_Material provided_.
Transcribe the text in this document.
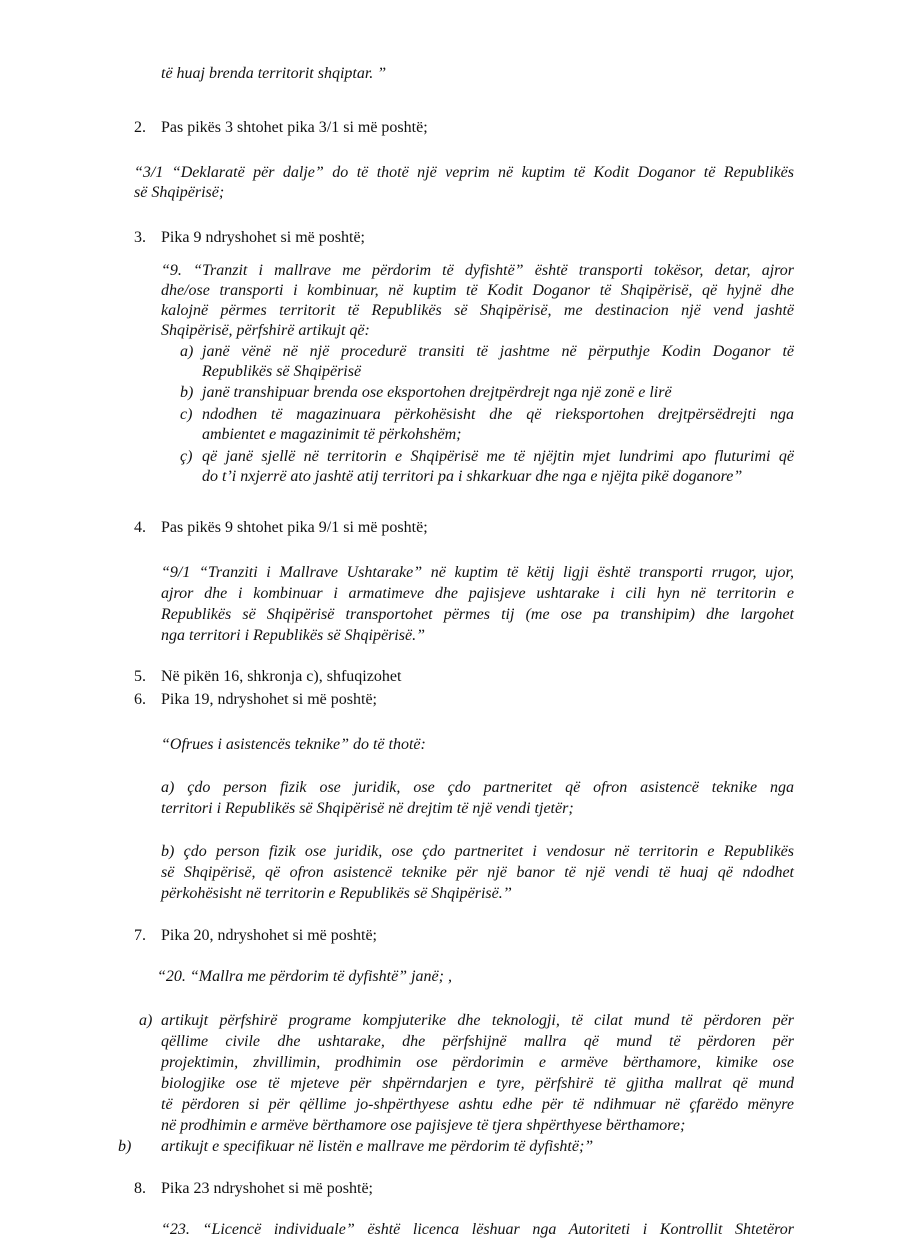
të huaj brenda territorit shqiptar. ”
2. Pas pikës 3 shtohet pika 3/1 si më poshtë;
“3/1 “Deklaratë për dalje” do të thotë një veprim në kuptim të Kodit Doganor të Republikës
së Shqipërisë;
3. Pika 9 ndryshohet si më poshtë;
“9. “Tranzit i mallrave me përdorim të dyfishtë” është transporti tokësor, detar, ajror
dhe/ose transporti i kombinuar, në kuptim të Kodit Doganor të Shqipërisë, që hyjnë dhe
kalojnë përmes territorit të Republikës së Shqipërisë, me destinacion një vend jashtë
Shqipërisë, përfshirë artikujt që:
a) janë vënë në një procedurë transiti të jashtme në përputhje Kodin Doganor të
Republikës së Shqipërisë
b) janë transhipuar brenda ose eksportohen drejtpërdrejt nga një zonë e lirë
c) ndodhen të magazinuara përkohësisht dhe që rieksportohen drejtpërsëdrejti nga
ambientet e magazinimit të përkohshëm;
ç) që janë sjellë në territorin e Shqipërisë me të njëjtin mjet lundrimi apo fluturimi që
do t’i nxjerrë ato jashtë atij territori pa i shkarkuar dhe nga e njëjta pikë doganore”
4. Pas pikës 9 shtohet pika 9/1 si më poshtë;
“9/1 “Tranziti i Mallrave Ushtarake” në kuptim të këtij ligji është transporti rrugor, ujor,
ajror dhe i kombinuar i armatimeve dhe pajisjeve ushtarake i cili hyn në territorin e
Republikës së Shqipërisë transportohet përmes tij (me ose pa transhipim) dhe largohet
nga territori i Republikës së Shqipërisë.”
5. Në pikën 16, shkronja c), shfuqizohet
6. Pika 19, ndryshohet si më poshtë;
“Ofrues i asistencës teknike” do të thotë:
a) çdo person fizik ose juridik, ose çdo partneritet që ofron asistencë teknike nga
territori i Republikës së Shqipërisë në drejtim të një vendi tjetër;
b) çdo person fizik ose juridik, ose çdo partneritet i vendosur në territorin e Republikës
së Shqipërisë, që ofron asistencë teknike për një banor të një vendi të huaj që ndodhet
përkohësisht në territorin e Republikës së Shqipërisë.’’
7. Pika 20, ndryshohet si më poshtë;
“20. “Mallra me përdorim të dyfishtë” janë; ,
a) artikujt përfshirë programe kompjuterike dhe teknologji, të cilat mund të përdoren për
qëllime civile dhe ushtarake, dhe përfshijnë mallra që mund të përdoren për
projektimin, zhvillimin, prodhimin ose përdorimin e armëve bërthamore, kimike ose
biologjike ose të mjeteve për shpërndarjen e tyre, përfshirë të gjitha mallrat që mund
të përdoren si për qëllime jo-shpërthyese ashtu edhe për të ndihmuar në çfarëdo mënyre
në prodhimin e armëve bërthamore ose pajisjeve të tjera shpërthyese bërthamore;
b) artikujt e specifikuar në listën e mallrave me përdorim të dyfishtë;”
8. Pika 23 ndryshohet si më poshtë;
“23. “Licencë individuale” është licenca lëshuar nga Autoriteti i Kontrollit Shtetëror
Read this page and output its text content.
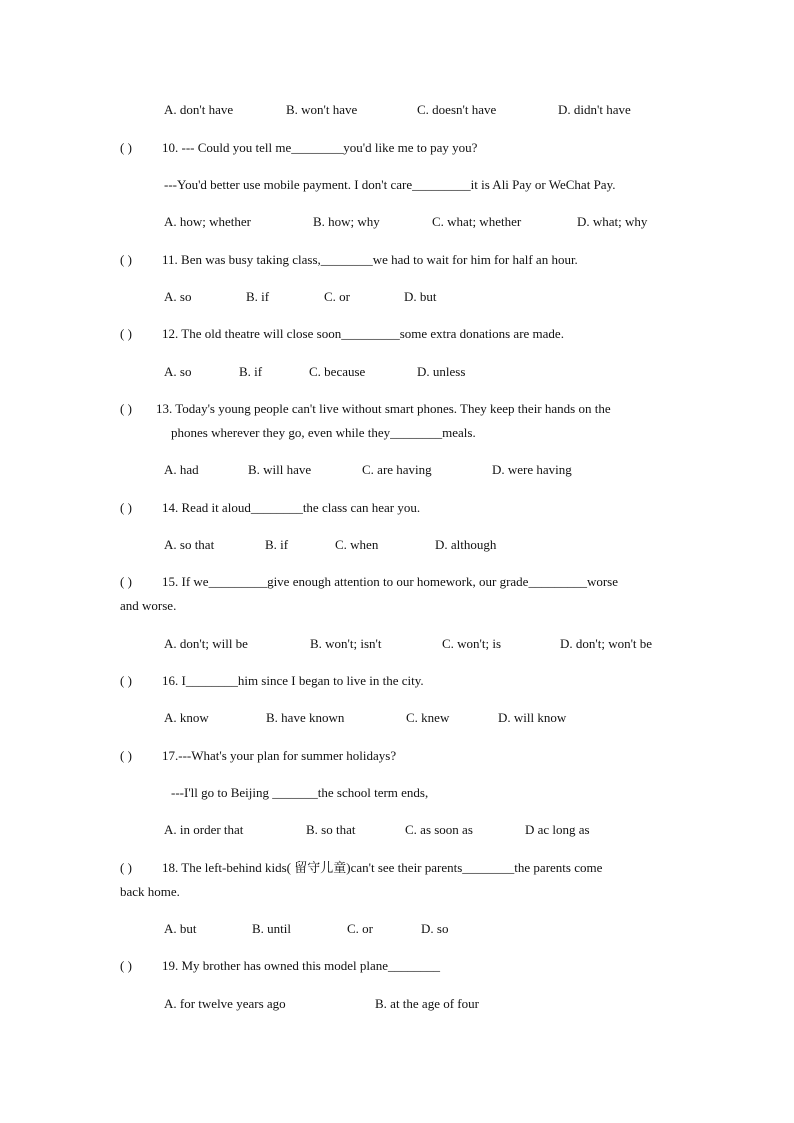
A. don't have	B. won't have	C. doesn't have	D. didn't have
( ) 10. --- Could you tell me________you'd like me to pay you?
---You'd better use mobile payment. I don't care_________it is Ali Pay or WeChat Pay.
A. how; whether	B. how; why	C. what; whether	D. what; why
( ) 11. Ben was busy taking class,________we had to wait for him for half an hour.
A. so	B. if	C. or	D. but
( ) 12. The old theatre will close soon_________some extra donations are made.
A. so	B. if	C. because	D. unless
( ) 13. Today's young people can't live without smart phones. They keep their hands on the
phones wherever they go, even while they________meals.
A. had	B. will have	C. are having	D. were having
( ) 14. Read it aloud________the class can hear you.
A. so that	B. if	C. when	D. although
( ) 15. If we_________give enough attention to our homework, our grade_________worse
and worse.
A. don't; will be	B. won't; isn't	C. won't; is	D. don't; won't be
( ) 16. I________him since I began to live in the city.
A. know	B. have known	C. knew	D. will know
( ) 17.---What's your plan for summer holidays?
---I'll go to Beijing _______the school term ends,
A. in order that	B. so that	C. as soon as	D ac long as
( ) 18. The left-behind kids( 留守儿童)can't see their parents________the parents come
back home.
A. but	B. until	C. or	D. so
( ) 19. My brother has owned this model plane________
A. for twelve years ago	B. at the age of four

_Goal of the exercise_. Leave out the pictures and reproduce the rest of the listing exactly.

_Expected answer_.
Transcribe the text in this document.
të huaj brenda territorit shqiptar. ”
2. Pas pikës 3 shtohet pika 3/1 si më poshtë;
“3/1 “Deklaratë për dalje” do të thotë një veprim në kuptim të Kodit Doganor të Republikës
së Shqipërisë;
3. Pika 9 ndryshohet si më poshtë;
“9. “Tranzit i mallrave me përdorim të dyfishtë” është transporti tokësor, detar, ajror
dhe/ose transporti i kombinuar, në kuptim të Kodit Doganor të Shqipërisë, që hyjnë dhe
kalojnë përmes territorit të Republikës së Shqipërisë, me destinacion një vend jashtë
Shqipërisë, përfshirë artikujt që:
a) janë vënë në një procedurë transiti të jashtme në përputhje Kodin Doganor të
Republikës së Shqipërisë
b) janë transhipuar brenda ose eksportohen drejtpërdrejt nga një zonë e lirë
c) ndodhen të magazinuara përkohësisht dhe që rieksportohen drejtpërsëdrejti nga
ambientet e magazinimit të përkohshëm;
ç) që janë sjellë në territorin e Shqipërisë me të njëjtin mjet lundrimi apo fluturimi që
do t’i nxjerrë ato jashtë atij territori pa i shkarkuar dhe nga e njëjta pikë doganore”
4. Pas pikës 9 shtohet pika 9/1 si më poshtë;
“9/1 “Tranziti i Mallrave Ushtarake” në kuptim të këtij ligji është transporti rrugor, ujor,
ajror dhe i kombinuar i armatimeve dhe pajisjeve ushtarake i cili hyn në territorin e
Republikës së Shqipërisë transportohet përmes tij (me ose pa transhipim) dhe largohet
nga territori i Republikës së Shqipërisë.”
5. Në pikën 16, shkronja c), shfuqizohet
6. Pika 19, ndryshohet si më poshtë;
“Ofrues i asistencës teknike” do të thotë:
a) çdo person fizik ose juridik, ose çdo partneritet që ofron asistencë teknike nga
territori i Republikës së Shqipërisë në drejtim të një vendi tjetër;
b) çdo person fizik ose juridik, ose çdo partneritet i vendosur në territorin e Republikës
së Shqipërisë, që ofron asistencë teknike për një banor të një vendi të huaj që ndodhet
përkohësisht në territorin e Republikës së Shqipërisë.’’
7. Pika 20, ndryshohet si më poshtë;
“20. “Mallra me përdorim të dyfishtë” janë; ,
a) artikujt përfshirë programe kompjuterike dhe teknologji, të cilat mund të përdoren për
qëllime civile dhe ushtarake, dhe përfshijnë mallra që mund të përdoren për
projektimin, zhvillimin, prodhimin ose përdorimin e armëve bërthamore, kimike ose
biologjike ose të mjeteve për shpërndarjen e tyre, përfshirë të gjitha mallrat që mund
të përdoren si për qëllime jo-shpërthyese ashtu edhe për të ndihmuar në çfarëdo mënyre
në prodhimin e armëve bërthamore ose pajisjeve të tjera shpërthyese bërthamore;
b) artikujt e specifikuar në listën e mallrave me përdorim të dyfishtë;”
8. Pika 23 ndryshohet si më poshtë;
“23. “Licencë individuale” është licenca lëshuar nga Autoriteti i Kontrollit Shtetëror
Read this page and output its text content.
A. don't have	B. won't have	C. doesn't have	D. didn't have
( ) 10. --- Could you tell me________you'd like me to pay you?
---You'd better use mobile payment. I don't care_________it is Ali Pay or WeChat Pay.
A. how; whether	B. how; why	C. what; whether	D. what; why
( ) 11. Ben was busy taking class,________we had to wait for him for half an hour.
A. so	B. if	C. or	D. but
( ) 12. The old theatre will close soon_________some extra donations are made.
A. so	B. if	C. because	D. unless
( ) 13. Today's young people can't live without smart phones. They keep their hands on the
phones wherever they go, even while they________meals.
A. had	B. will have	C. are having	D. were having
( ) 14. Read it aloud________the class can hear you.
A. so that	B. if	C. when	D. although
( ) 15. If we_________give enough attention to our homework, our grade_________worse
and worse.
A. don't; will be	B. won't; isn't	C. won't; is	D. don't; won't be
( ) 16. I________him since I began to live in the city.
A. know	B. have known	C. knew	D. will know
( ) 17.---What's your plan for summer holidays?
---I'll go to Beijing _______the school term ends,
A. in order that	B. so that	C. as soon as	D ac long as
( ) 18. The left-behind kids( 留守儿童)can't see their parents________the parents come
back home.
A. but	B. until	C. or	D. so
( ) 19. My brother has owned this model plane________
A. for twelve years ago	B. at the age of four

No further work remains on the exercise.